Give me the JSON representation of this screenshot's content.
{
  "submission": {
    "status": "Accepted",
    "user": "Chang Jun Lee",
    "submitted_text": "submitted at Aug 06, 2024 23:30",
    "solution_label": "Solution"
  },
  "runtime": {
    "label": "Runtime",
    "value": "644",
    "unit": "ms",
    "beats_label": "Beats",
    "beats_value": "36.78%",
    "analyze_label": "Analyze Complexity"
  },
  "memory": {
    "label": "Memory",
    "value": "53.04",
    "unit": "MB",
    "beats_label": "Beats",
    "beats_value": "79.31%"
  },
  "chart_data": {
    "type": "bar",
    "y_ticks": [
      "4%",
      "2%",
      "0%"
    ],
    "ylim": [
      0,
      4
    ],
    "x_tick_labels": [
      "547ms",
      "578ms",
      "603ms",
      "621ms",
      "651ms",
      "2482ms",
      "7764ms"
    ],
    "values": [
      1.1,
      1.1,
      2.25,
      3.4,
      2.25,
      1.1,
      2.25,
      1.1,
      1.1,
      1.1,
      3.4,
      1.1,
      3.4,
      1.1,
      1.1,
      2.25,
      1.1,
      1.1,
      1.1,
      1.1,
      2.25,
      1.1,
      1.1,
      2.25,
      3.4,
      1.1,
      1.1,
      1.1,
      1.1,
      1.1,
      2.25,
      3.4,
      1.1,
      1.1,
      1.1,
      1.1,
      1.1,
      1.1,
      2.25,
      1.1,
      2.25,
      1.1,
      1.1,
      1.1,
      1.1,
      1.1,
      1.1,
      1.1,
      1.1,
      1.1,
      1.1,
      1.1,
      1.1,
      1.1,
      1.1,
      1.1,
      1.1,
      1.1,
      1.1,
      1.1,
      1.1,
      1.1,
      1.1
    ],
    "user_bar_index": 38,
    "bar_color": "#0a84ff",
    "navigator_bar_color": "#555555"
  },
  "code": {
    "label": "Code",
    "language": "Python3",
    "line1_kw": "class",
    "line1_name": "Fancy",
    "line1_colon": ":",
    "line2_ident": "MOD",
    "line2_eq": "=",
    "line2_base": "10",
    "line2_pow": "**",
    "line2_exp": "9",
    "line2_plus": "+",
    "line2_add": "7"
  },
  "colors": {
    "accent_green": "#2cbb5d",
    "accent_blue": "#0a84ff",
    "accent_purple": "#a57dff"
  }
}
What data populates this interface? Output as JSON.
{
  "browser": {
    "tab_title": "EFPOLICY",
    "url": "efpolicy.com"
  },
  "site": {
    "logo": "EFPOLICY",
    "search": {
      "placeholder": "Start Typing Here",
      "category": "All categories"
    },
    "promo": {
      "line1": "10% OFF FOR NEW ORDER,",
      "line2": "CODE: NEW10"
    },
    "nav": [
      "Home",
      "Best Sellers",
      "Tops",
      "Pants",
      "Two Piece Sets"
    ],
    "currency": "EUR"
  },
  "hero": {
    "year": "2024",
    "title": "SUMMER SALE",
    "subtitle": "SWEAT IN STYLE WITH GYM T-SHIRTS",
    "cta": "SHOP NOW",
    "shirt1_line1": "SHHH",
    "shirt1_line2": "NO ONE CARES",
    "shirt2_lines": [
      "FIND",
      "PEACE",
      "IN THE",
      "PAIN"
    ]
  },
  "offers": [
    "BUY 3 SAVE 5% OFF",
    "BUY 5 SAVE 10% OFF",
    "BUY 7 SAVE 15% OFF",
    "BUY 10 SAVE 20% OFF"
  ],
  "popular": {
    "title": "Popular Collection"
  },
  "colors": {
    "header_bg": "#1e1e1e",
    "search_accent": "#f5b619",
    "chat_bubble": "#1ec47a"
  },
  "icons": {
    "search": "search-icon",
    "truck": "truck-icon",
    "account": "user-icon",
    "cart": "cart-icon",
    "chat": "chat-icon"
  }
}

================================

Short exercise = Select all lines in the listing that include the word "this".

In response =
Give me the JSON representation of this screenshot's content.
What data populates this interface? Output as JSON.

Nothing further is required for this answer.